• **SET TASK**:
Below are entries; copy exactly, and only, the lines from the one containing "Parse this chart: output" through their final line, leaving out pictures.

========================================================================

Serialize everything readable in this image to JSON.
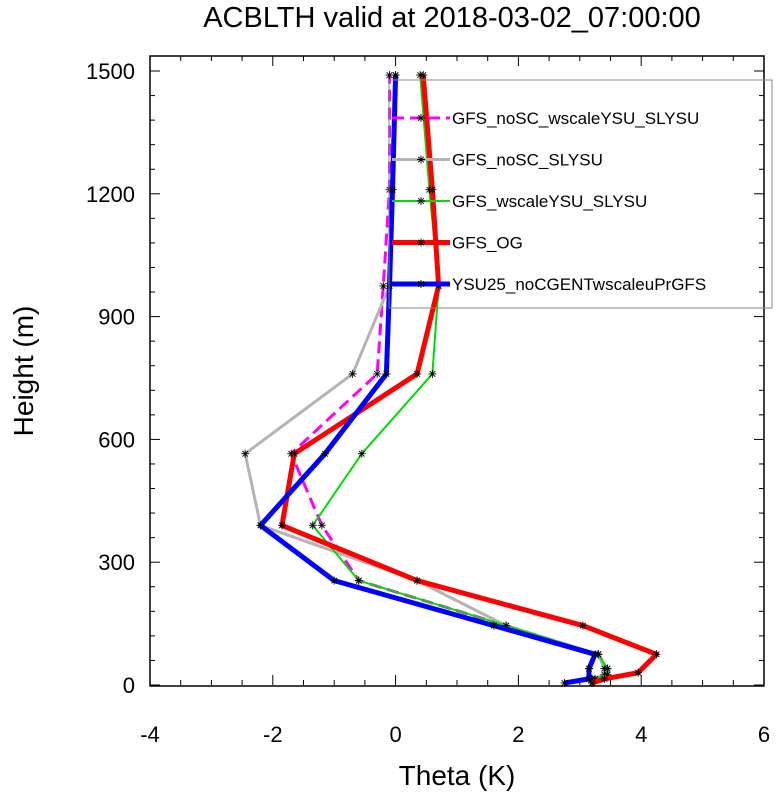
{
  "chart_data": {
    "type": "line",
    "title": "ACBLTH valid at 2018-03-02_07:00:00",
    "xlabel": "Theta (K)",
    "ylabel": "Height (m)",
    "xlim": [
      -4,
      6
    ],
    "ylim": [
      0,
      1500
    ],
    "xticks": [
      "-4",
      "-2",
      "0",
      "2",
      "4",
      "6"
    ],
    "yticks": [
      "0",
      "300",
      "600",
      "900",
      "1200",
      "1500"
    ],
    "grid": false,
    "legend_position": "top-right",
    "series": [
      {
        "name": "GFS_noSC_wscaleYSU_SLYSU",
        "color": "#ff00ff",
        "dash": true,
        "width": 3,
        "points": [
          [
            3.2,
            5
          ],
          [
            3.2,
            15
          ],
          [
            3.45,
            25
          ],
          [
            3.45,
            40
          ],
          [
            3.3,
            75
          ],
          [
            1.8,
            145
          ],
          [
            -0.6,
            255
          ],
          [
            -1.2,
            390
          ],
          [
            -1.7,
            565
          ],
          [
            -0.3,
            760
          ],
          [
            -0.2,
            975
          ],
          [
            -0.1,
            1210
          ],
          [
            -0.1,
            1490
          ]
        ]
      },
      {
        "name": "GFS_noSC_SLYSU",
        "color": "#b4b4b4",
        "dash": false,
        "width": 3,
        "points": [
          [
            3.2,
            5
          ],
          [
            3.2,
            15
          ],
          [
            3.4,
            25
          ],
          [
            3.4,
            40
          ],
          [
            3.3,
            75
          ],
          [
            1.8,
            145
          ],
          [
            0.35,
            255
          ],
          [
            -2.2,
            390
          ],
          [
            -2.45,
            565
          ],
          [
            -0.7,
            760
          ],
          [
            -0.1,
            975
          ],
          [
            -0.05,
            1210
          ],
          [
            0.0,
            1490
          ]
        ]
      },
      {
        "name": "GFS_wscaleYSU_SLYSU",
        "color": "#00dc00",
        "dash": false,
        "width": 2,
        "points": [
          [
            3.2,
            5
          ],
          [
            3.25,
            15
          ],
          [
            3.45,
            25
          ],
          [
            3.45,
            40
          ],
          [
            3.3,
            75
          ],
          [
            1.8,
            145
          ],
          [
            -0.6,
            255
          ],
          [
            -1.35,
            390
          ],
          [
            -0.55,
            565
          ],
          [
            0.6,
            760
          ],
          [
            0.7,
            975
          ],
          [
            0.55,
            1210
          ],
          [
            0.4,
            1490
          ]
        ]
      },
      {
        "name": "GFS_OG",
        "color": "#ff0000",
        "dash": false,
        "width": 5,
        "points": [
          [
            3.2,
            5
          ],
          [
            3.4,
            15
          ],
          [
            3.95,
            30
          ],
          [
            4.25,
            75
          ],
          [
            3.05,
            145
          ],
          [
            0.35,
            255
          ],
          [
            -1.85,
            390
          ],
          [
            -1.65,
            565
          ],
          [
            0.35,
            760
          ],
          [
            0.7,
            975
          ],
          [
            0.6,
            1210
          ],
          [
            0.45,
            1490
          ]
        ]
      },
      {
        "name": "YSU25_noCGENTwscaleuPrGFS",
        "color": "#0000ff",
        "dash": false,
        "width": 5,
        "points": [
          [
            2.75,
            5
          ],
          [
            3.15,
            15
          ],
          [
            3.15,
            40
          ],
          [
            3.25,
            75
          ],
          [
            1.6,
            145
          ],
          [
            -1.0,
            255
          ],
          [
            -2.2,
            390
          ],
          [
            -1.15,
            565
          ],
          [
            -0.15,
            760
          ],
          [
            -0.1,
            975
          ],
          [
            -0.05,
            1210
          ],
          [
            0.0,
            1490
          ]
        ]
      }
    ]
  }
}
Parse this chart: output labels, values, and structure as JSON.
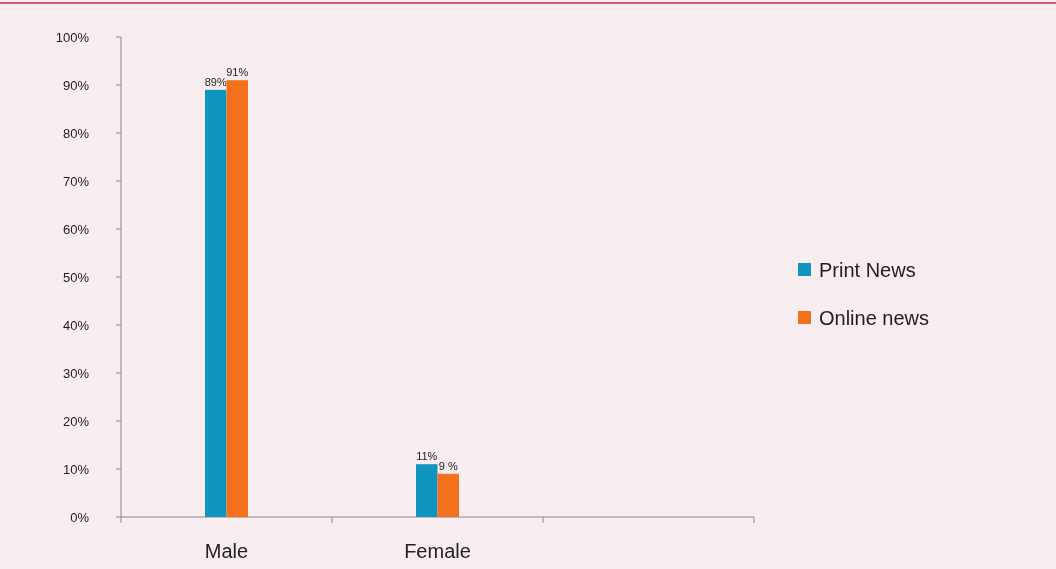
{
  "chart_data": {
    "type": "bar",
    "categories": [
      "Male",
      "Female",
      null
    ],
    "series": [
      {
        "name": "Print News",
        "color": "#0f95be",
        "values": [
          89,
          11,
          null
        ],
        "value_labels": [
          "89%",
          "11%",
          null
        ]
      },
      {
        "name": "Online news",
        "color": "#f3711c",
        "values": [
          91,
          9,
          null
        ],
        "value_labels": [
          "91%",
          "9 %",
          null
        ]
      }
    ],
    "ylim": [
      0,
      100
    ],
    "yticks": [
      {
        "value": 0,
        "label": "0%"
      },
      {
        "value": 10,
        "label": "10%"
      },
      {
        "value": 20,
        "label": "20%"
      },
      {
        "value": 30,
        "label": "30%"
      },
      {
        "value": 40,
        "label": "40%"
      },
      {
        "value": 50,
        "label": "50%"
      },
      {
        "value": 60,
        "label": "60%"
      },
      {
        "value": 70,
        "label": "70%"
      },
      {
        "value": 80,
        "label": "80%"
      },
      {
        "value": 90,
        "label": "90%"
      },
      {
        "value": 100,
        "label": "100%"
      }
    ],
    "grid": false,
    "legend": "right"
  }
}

========================================================================

• **WRITTEN SOLUTION**:
Parse this chart: output labels, values, and structure as JSON.
{
  "chart_data": {
    "type": "bar",
    "categories": [
      "Male",
      "Female",
      null
    ],
    "series": [
      {
        "name": "Print News",
        "color": "#0f95be",
        "values": [
          89,
          11,
          null
        ],
        "value_labels": [
          "89%",
          "11%",
          null
        ]
      },
      {
        "name": "Online news",
        "color": "#f3711c",
        "values": [
          91,
          9,
          null
        ],
        "value_labels": [
          "91%",
          "9 %",
          null
        ]
      }
    ],
    "ylim": [
      0,
      100
    ],
    "yticks": [
      {
        "value": 0,
        "label": "0%"
      },
      {
        "value": 10,
        "label": "10%"
      },
      {
        "value": 20,
        "label": "20%"
      },
      {
        "value": 30,
        "label": "30%"
      },
      {
        "value": 40,
        "label": "40%"
      },
      {
        "value": 50,
        "label": "50%"
      },
      {
        "value": 60,
        "label": "60%"
      },
      {
        "value": 70,
        "label": "70%"
      },
      {
        "value": 80,
        "label": "80%"
      },
      {
        "value": 90,
        "label": "90%"
      },
      {
        "value": 100,
        "label": "100%"
      }
    ],
    "grid": false,
    "legend": "right"
  }
}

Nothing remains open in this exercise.